- _Job_: Lift out all lines below that contain "tutte".

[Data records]

══════

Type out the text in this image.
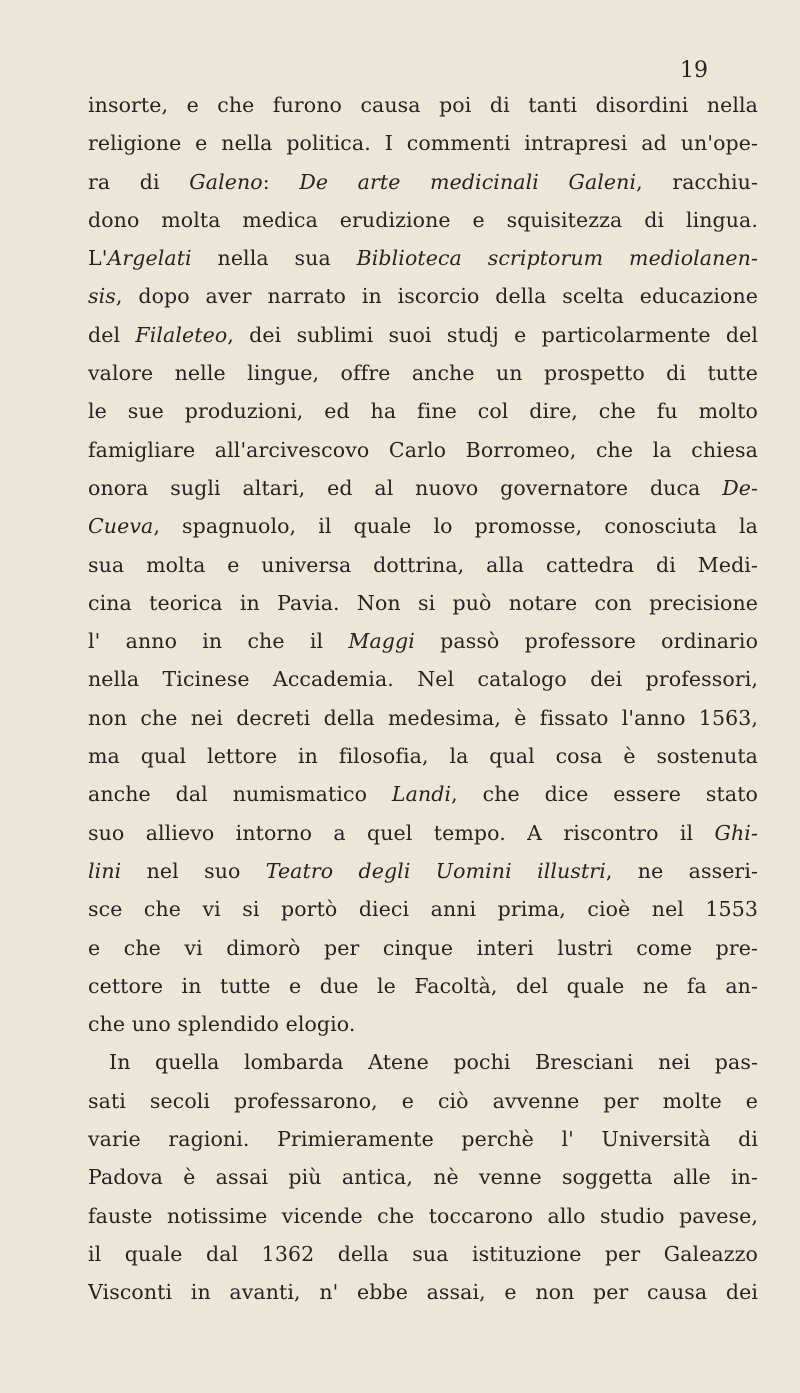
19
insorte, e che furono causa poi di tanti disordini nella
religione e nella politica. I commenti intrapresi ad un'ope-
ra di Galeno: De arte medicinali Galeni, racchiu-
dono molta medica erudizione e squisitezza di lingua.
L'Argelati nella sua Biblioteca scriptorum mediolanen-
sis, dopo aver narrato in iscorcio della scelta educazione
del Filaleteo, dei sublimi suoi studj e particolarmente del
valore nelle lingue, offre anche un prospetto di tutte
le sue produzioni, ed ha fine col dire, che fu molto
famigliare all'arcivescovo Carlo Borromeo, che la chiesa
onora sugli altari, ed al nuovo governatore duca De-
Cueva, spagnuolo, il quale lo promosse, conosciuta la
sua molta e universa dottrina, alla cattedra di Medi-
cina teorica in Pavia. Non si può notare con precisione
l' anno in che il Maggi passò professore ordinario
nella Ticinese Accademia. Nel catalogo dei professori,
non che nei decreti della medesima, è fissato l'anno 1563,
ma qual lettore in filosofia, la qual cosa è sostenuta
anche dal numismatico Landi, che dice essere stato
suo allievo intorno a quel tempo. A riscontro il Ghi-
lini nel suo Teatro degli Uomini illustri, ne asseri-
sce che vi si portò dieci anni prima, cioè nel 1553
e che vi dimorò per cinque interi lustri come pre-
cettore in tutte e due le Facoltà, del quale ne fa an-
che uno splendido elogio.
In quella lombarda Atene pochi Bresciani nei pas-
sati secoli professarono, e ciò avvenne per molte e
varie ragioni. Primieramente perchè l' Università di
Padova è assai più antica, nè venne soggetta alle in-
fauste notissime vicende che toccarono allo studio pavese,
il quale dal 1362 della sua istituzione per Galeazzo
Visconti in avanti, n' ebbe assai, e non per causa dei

══════

- _Output for this task_:
valore nelle lingue, offre anche un prospetto di tutte
cettore in tutte e due le Facoltà, del quale ne fa an-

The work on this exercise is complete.